Work to do: Take every line that has the string "JSON" and copy it out.

-- begin --

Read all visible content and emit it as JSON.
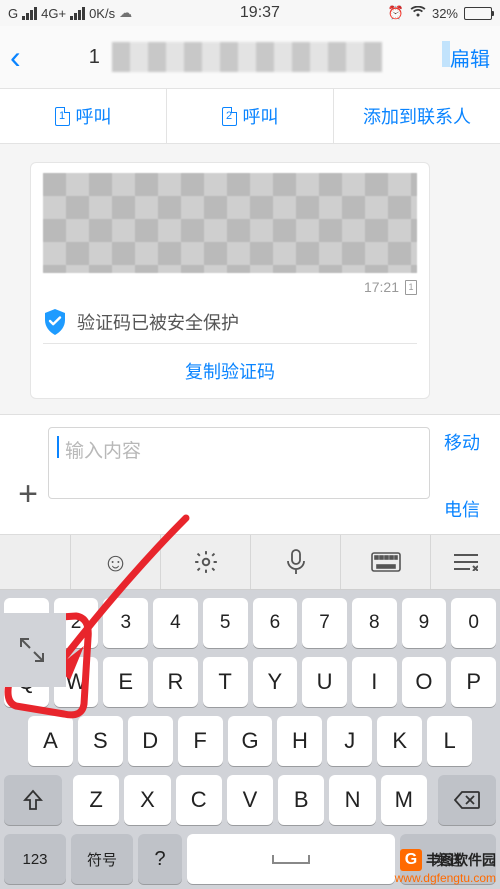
{
  "status": {
    "carrier": "G",
    "net": "4G+",
    "speed": "0K/s",
    "time": "19:37",
    "battery_pct": "32%"
  },
  "header": {
    "title_prefix": "1",
    "edit": "扁辑"
  },
  "actions": {
    "sim1": "1",
    "call1": "呼叫",
    "sim2": "2",
    "call2": "呼叫",
    "add": "添加到联系人"
  },
  "message": {
    "time": "17:21",
    "sim": "1",
    "protected": "验证码已被安全保护",
    "copy": "复制验证码"
  },
  "input": {
    "placeholder": "输入内容",
    "send1": "移动",
    "send2": "电信",
    "plus": "+"
  },
  "kb": {
    "numbers": [
      "1",
      "2",
      "3",
      "4",
      "5",
      "6",
      "7",
      "8",
      "9",
      "0"
    ],
    "row1": [
      "Q",
      "W",
      "E",
      "R",
      "T",
      "Y",
      "U",
      "I",
      "O",
      "P"
    ],
    "row2": [
      "A",
      "S",
      "D",
      "F",
      "G",
      "H",
      "J",
      "K",
      "L"
    ],
    "row3": [
      "Z",
      "X",
      "C",
      "V",
      "B",
      "N",
      "M"
    ],
    "key123": "123",
    "keysym": "符号",
    "keysend": "发送",
    "question": "?"
  },
  "watermark": {
    "brand": "丰图软件园",
    "url": "www.dgfengtu.com"
  }
}
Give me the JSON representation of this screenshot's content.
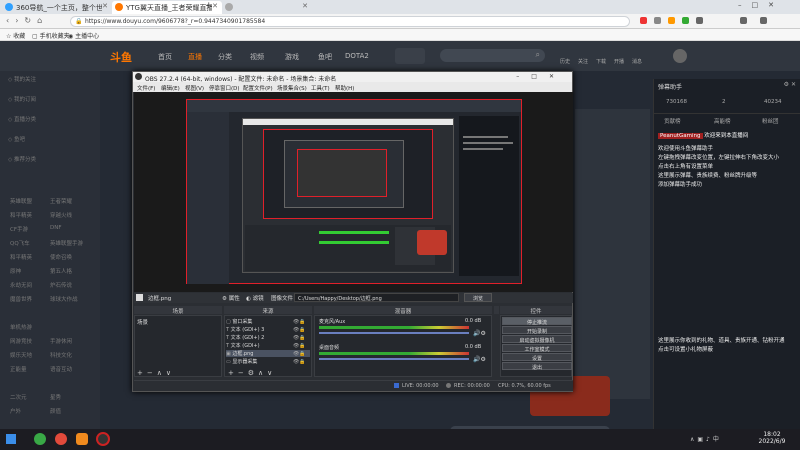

-- end --

Written reply:
Read all visible content and emit it as JSON.
Give me the JSON representation of this screenshot's content.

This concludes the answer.